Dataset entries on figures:
* BEGIN *
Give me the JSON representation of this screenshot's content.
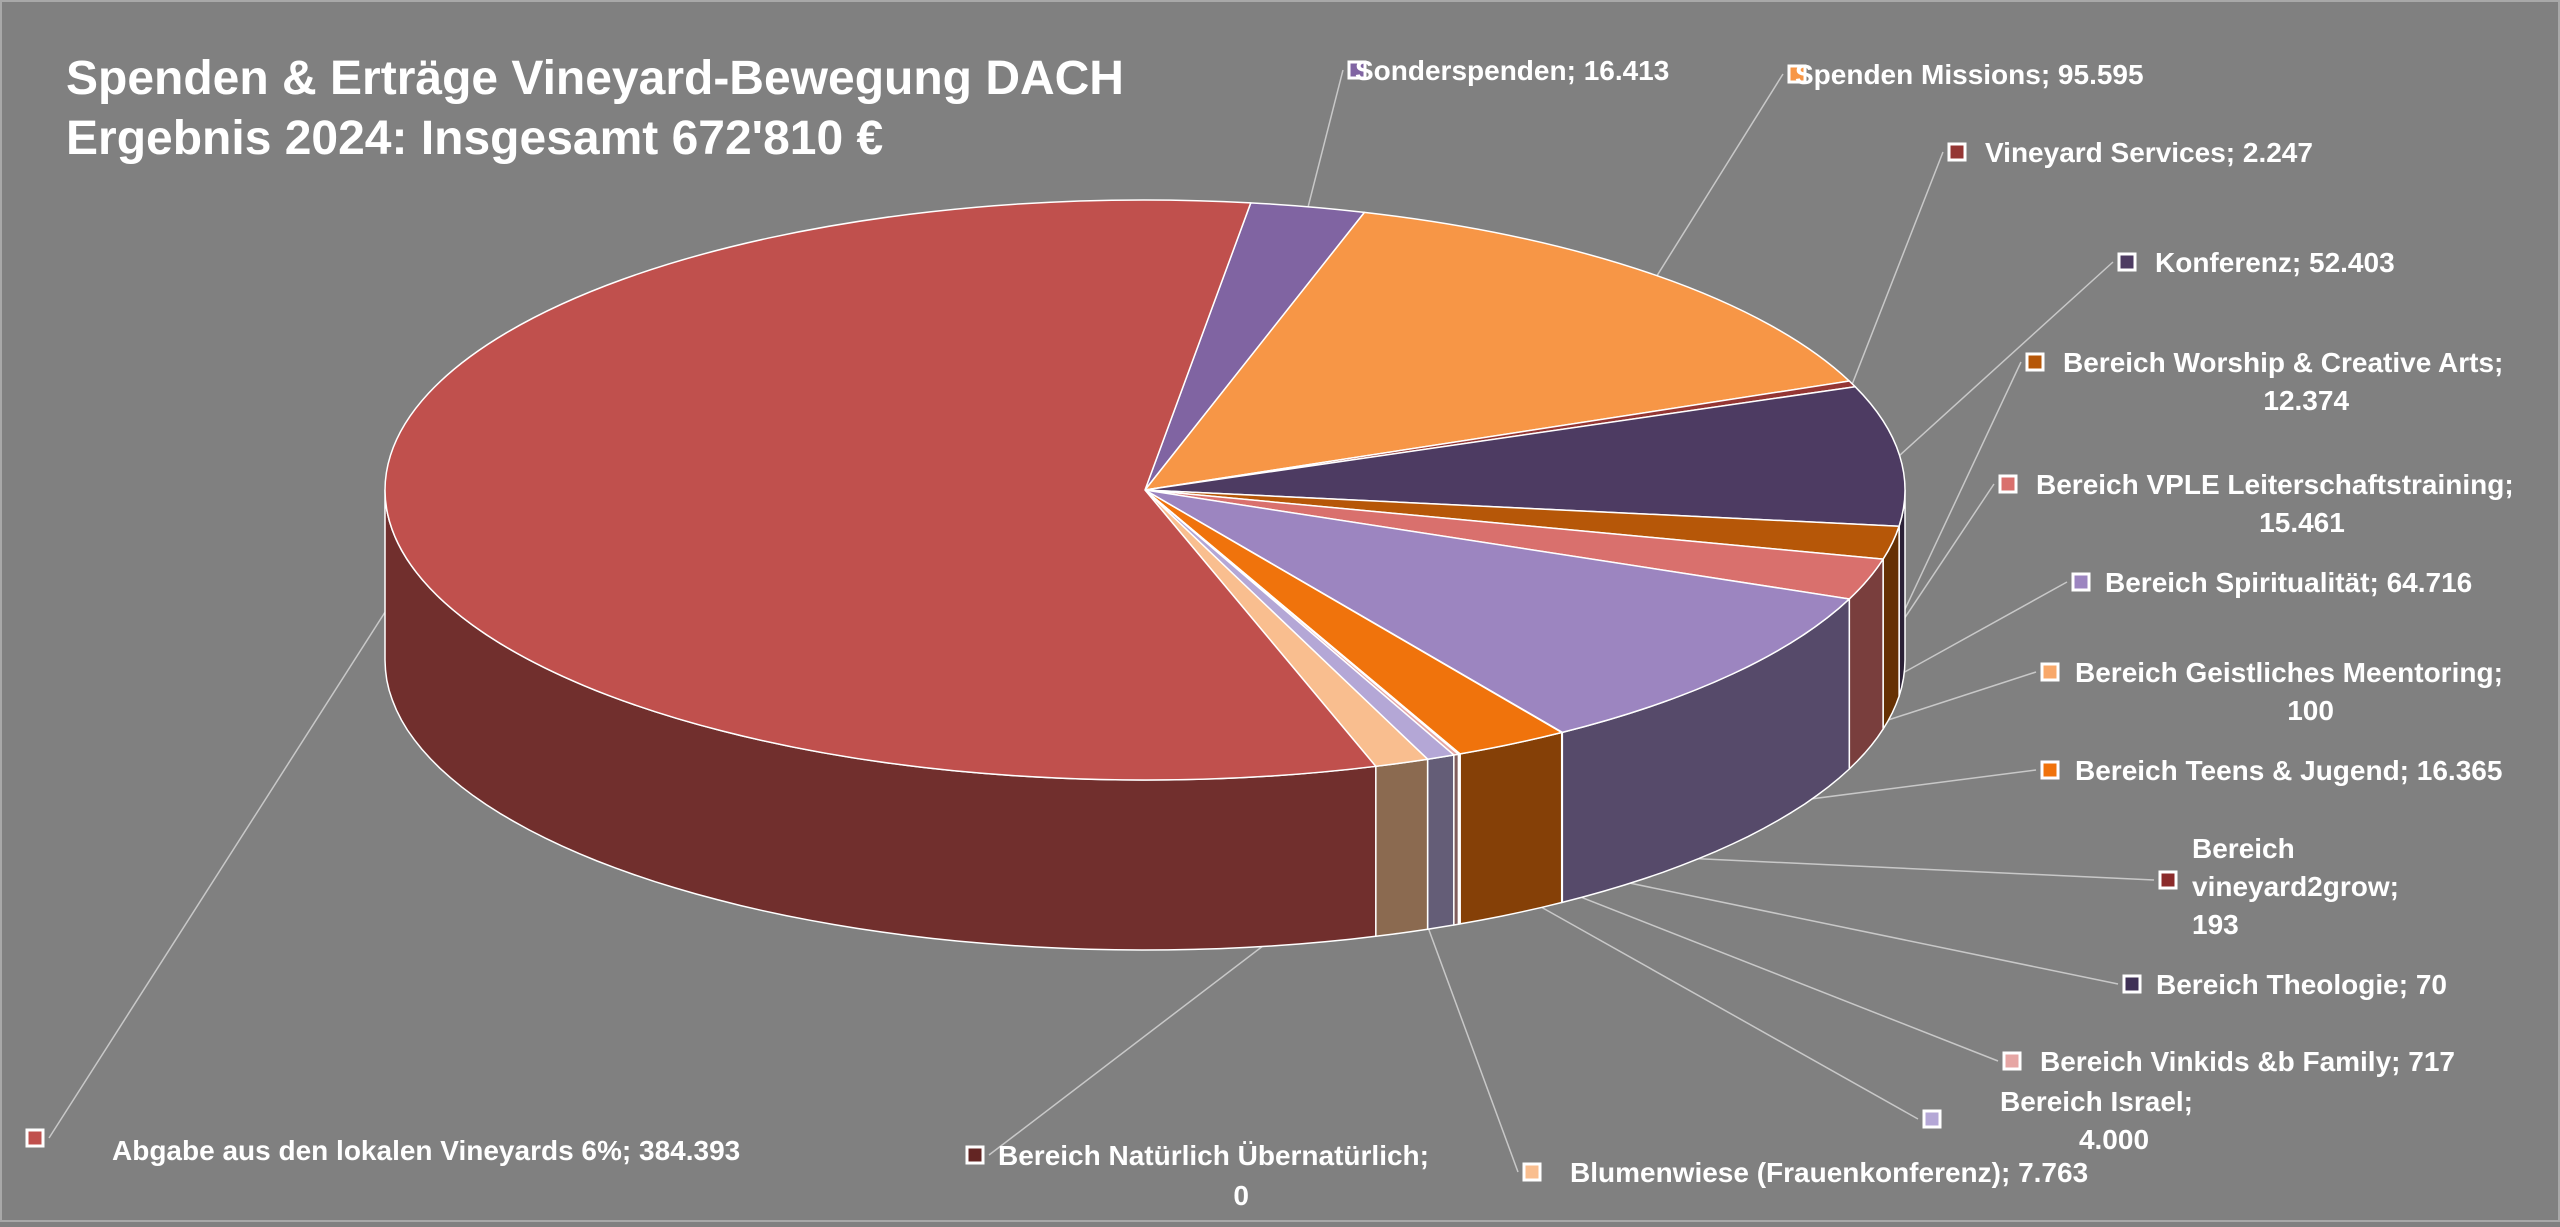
{
  "chart_data": {
    "type": "pie",
    "title_lines": [
      "Spenden & Erträge Vineyard-Bewegung DACH",
      "Ergebnis 2024: Insgesamt 672'810 €"
    ],
    "legend": "none",
    "slices": [
      {
        "name": "Sonderspenden",
        "value": 16413,
        "value_label": "16.413",
        "color": "#8064a2",
        "label_lines": [
          "Sonderspenden; 16.413"
        ]
      },
      {
        "name": "Spenden Missions",
        "value": 95595,
        "value_label": "95.595",
        "color": "#f79646",
        "label_lines": [
          "Spenden Missions; 95.595"
        ]
      },
      {
        "name": "Vineyard Services",
        "value": 2247,
        "value_label": "2.247",
        "color": "#943634",
        "label_lines": [
          "Vineyard Services; 2.247"
        ]
      },
      {
        "name": "Konferenz",
        "value": 52403,
        "value_label": "52.403",
        "color": "#4d3b62",
        "label_lines": [
          "Konferenz; 52.403"
        ]
      },
      {
        "name": "Bereich Worship & Creative Arts",
        "value": 12374,
        "value_label": "12.374",
        "color": "#b65708",
        "label_lines": [
          "Bereich Worship & Creative Arts;",
          "12.374"
        ]
      },
      {
        "name": "Bereich VPLE Leiterschaftstraining",
        "value": 15461,
        "value_label": "15.461",
        "color": "#d9706d",
        "label_lines": [
          "Bereich VPLE Leiterschaftstraining;",
          "15.461"
        ]
      },
      {
        "name": "Bereich Spiritualität",
        "value": 64716,
        "value_label": "64.716",
        "color": "#9c85c0",
        "label_lines": [
          "Bereich Spiritualität; 64.716"
        ]
      },
      {
        "name": "Bereich Geistliches Meentoring",
        "value": 100,
        "value_label": "100",
        "color": "#f8a86a",
        "label_lines": [
          "Bereich Geistliches Meentoring;",
          "100"
        ]
      },
      {
        "name": "Bereich Teens & Jugend",
        "value": 16365,
        "value_label": "16.365",
        "color": "#f0730c",
        "label_lines": [
          "Bereich Teens & Jugend; 16.365"
        ]
      },
      {
        "name": "Bereich vineyard2grow",
        "value": 193,
        "value_label": "193",
        "color": "#8b2b2b",
        "label_lines": [
          "Bereich",
          "vineyard2grow;",
          "193"
        ]
      },
      {
        "name": "Bereich Theologie",
        "value": 70,
        "value_label": "70",
        "color": "#3f3156",
        "label_lines": [
          "Bereich Theologie; 70"
        ]
      },
      {
        "name": "Bereich Vinkids &b Family",
        "value": 717,
        "value_label": "717",
        "color": "#e6a6a4",
        "label_lines": [
          "Bereich Vinkids &b Family; 717"
        ]
      },
      {
        "name": "Bereich Israel",
        "value": 4000,
        "value_label": "4.000",
        "color": "#b4a7d6",
        "label_lines": [
          "Bereich Israel;",
          "4.000"
        ]
      },
      {
        "name": "Blumenwiese (Frauenkonferenz)",
        "value": 7763,
        "value_label": "7.763",
        "color": "#f9be8f",
        "label_lines": [
          "Blumenwiese (Frauenkonferenz); 7.763"
        ]
      },
      {
        "name": "Bereich Natürlich Übernatürlich",
        "value": 0,
        "value_label": "0",
        "color": "#632523",
        "label_lines": [
          "Bereich Natürlich Übernatürlich;",
          "0"
        ]
      },
      {
        "name": "Abgabe aus den lokalen Vineyards 6%",
        "value": 384393,
        "value_label": "384.393",
        "color": "#c0504d",
        "label_lines": [
          "Abgabe aus den lokalen Vineyards 6%; 384.393"
        ]
      }
    ]
  }
}
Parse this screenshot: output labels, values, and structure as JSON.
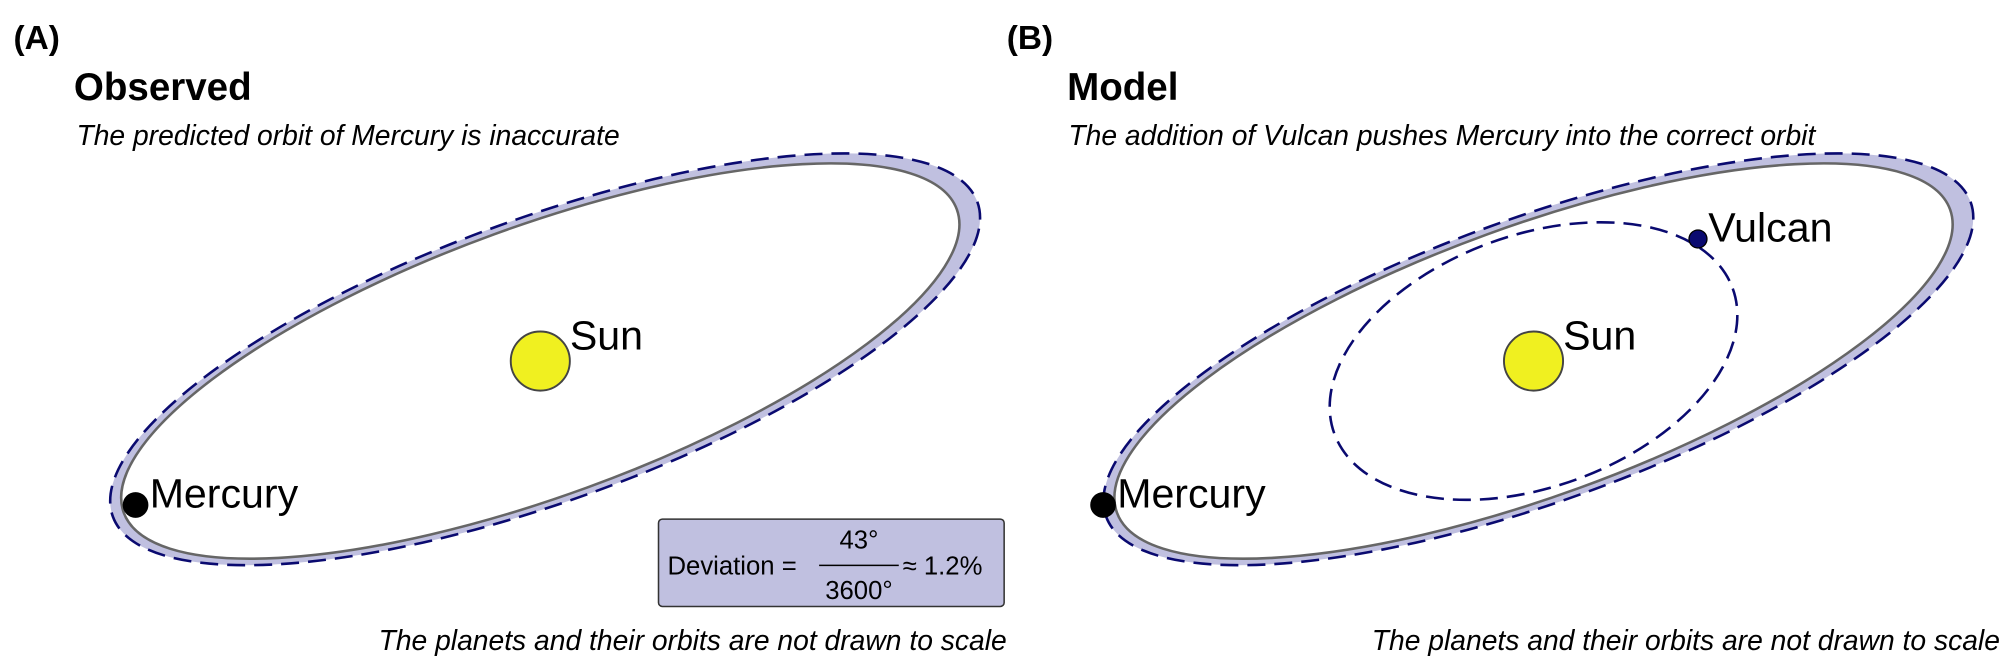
{
  "panels": [
    {
      "label": "(A)",
      "title": "Observed",
      "subtitle": "The predicted orbit of Mercury is inaccurate",
      "sun": "Sun",
      "mercury": "Mercury",
      "footnote": "The planets and their orbits are not drawn to scale",
      "deviation": {
        "lhs": "Deviation =",
        "numerator": "43°",
        "denominator": "3600°",
        "result": "≈ 1.2%"
      }
    },
    {
      "label": "(B)",
      "title": "Model",
      "subtitle": "The addition of Vulcan pushes Mercury into the correct orbit",
      "sun": "Sun",
      "mercury": "Mercury",
      "vulcan": "Vulcan",
      "footnote": "The planets and their orbits are not drawn to scale"
    }
  ]
}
* END *
GIVEN PROBLEM
Quote every line of the records above exactly; no picture is to be copied.

ANSWER TO THIS PROBLEM
Give me the JSON representation of this screenshot's content.
{
  "chart_data": {
    "type": "pie",
    "title_lines": [
      "Spenden & Erträge Vineyard-Bewegung DACH",
      "Ergebnis 2024: Insgesamt 672'810 €"
    ],
    "legend": "none",
    "slices": [
      {
        "name": "Sonderspenden",
        "value": 16413,
        "value_label": "16.413",
        "color": "#8064a2",
        "label_lines": [
          "Sonderspenden; 16.413"
        ]
      },
      {
        "name": "Spenden Missions",
        "value": 95595,
        "value_label": "95.595",
        "color": "#f79646",
        "label_lines": [
          "Spenden Missions; 95.595"
        ]
      },
      {
        "name": "Vineyard Services",
        "value": 2247,
        "value_label": "2.247",
        "color": "#943634",
        "label_lines": [
          "Vineyard Services; 2.247"
        ]
      },
      {
        "name": "Konferenz",
        "value": 52403,
        "value_label": "52.403",
        "color": "#4d3b62",
        "label_lines": [
          "Konferenz; 52.403"
        ]
      },
      {
        "name": "Bereich Worship & Creative Arts",
        "value": 12374,
        "value_label": "12.374",
        "color": "#b65708",
        "label_lines": [
          "Bereich Worship & Creative Arts;",
          "12.374"
        ]
      },
      {
        "name": "Bereich VPLE Leiterschaftstraining",
        "value": 15461,
        "value_label": "15.461",
        "color": "#d9706d",
        "label_lines": [
          "Bereich VPLE Leiterschaftstraining;",
          "15.461"
        ]
      },
      {
        "name": "Bereich Spiritualität",
        "value": 64716,
        "value_label": "64.716",
        "color": "#9c85c0",
        "label_lines": [
          "Bereich Spiritualität; 64.716"
        ]
      },
      {
        "name": "Bereich Geistliches Meentoring",
        "value": 100,
        "value_label": "100",
        "color": "#f8a86a",
        "label_lines": [
          "Bereich Geistliches Meentoring;",
          "100"
        ]
      },
      {
        "name": "Bereich Teens & Jugend",
        "value": 16365,
        "value_label": "16.365",
        "color": "#f0730c",
        "label_lines": [
          "Bereich Teens & Jugend; 16.365"
        ]
      },
      {
        "name": "Bereich vineyard2grow",
        "value": 193,
        "value_label": "193",
        "color": "#8b2b2b",
        "label_lines": [
          "Bereich",
          "vineyard2grow;",
          "193"
        ]
      },
      {
        "name": "Bereich Theologie",
        "value": 70,
        "value_label": "70",
        "color": "#3f3156",
        "label_lines": [
          "Bereich Theologie; 70"
        ]
      },
      {
        "name": "Bereich Vinkids &b Family",
        "value": 717,
        "value_label": "717",
        "color": "#e6a6a4",
        "label_lines": [
          "Bereich Vinkids &b Family; 717"
        ]
      },
      {
        "name": "Bereich Israel",
        "value": 4000,
        "value_label": "4.000",
        "color": "#b4a7d6",
        "label_lines": [
          "Bereich Israel;",
          "4.000"
        ]
      },
      {
        "name": "Blumenwiese (Frauenkonferenz)",
        "value": 7763,
        "value_label": "7.763",
        "color": "#f9be8f",
        "label_lines": [
          "Blumenwiese (Frauenkonferenz); 7.763"
        ]
      },
      {
        "name": "Bereich Natürlich Übernatürlich",
        "value": 0,
        "value_label": "0",
        "color": "#632523",
        "label_lines": [
          "Bereich Natürlich Übernatürlich;",
          "0"
        ]
      },
      {
        "name": "Abgabe aus den lokalen Vineyards 6%",
        "value": 384393,
        "value_label": "384.393",
        "color": "#c0504d",
        "label_lines": [
          "Abgabe aus den lokalen Vineyards 6%; 384.393"
        ]
      }
    ]
  }
}
Parse this screenshot: output labels, values, and structure as JSON.
{
  "panels": [
    {
      "label": "(A)",
      "title": "Observed",
      "subtitle": "The predicted orbit of Mercury is inaccurate",
      "sun": "Sun",
      "mercury": "Mercury",
      "footnote": "The planets and their orbits are not drawn to scale",
      "deviation": {
        "lhs": "Deviation =",
        "numerator": "43°",
        "denominator": "3600°",
        "result": "≈ 1.2%"
      }
    },
    {
      "label": "(B)",
      "title": "Model",
      "subtitle": "The addition of Vulcan pushes Mercury into the correct orbit",
      "sun": "Sun",
      "mercury": "Mercury",
      "vulcan": "Vulcan",
      "footnote": "The planets and their orbits are not drawn to scale"
    }
  ]
}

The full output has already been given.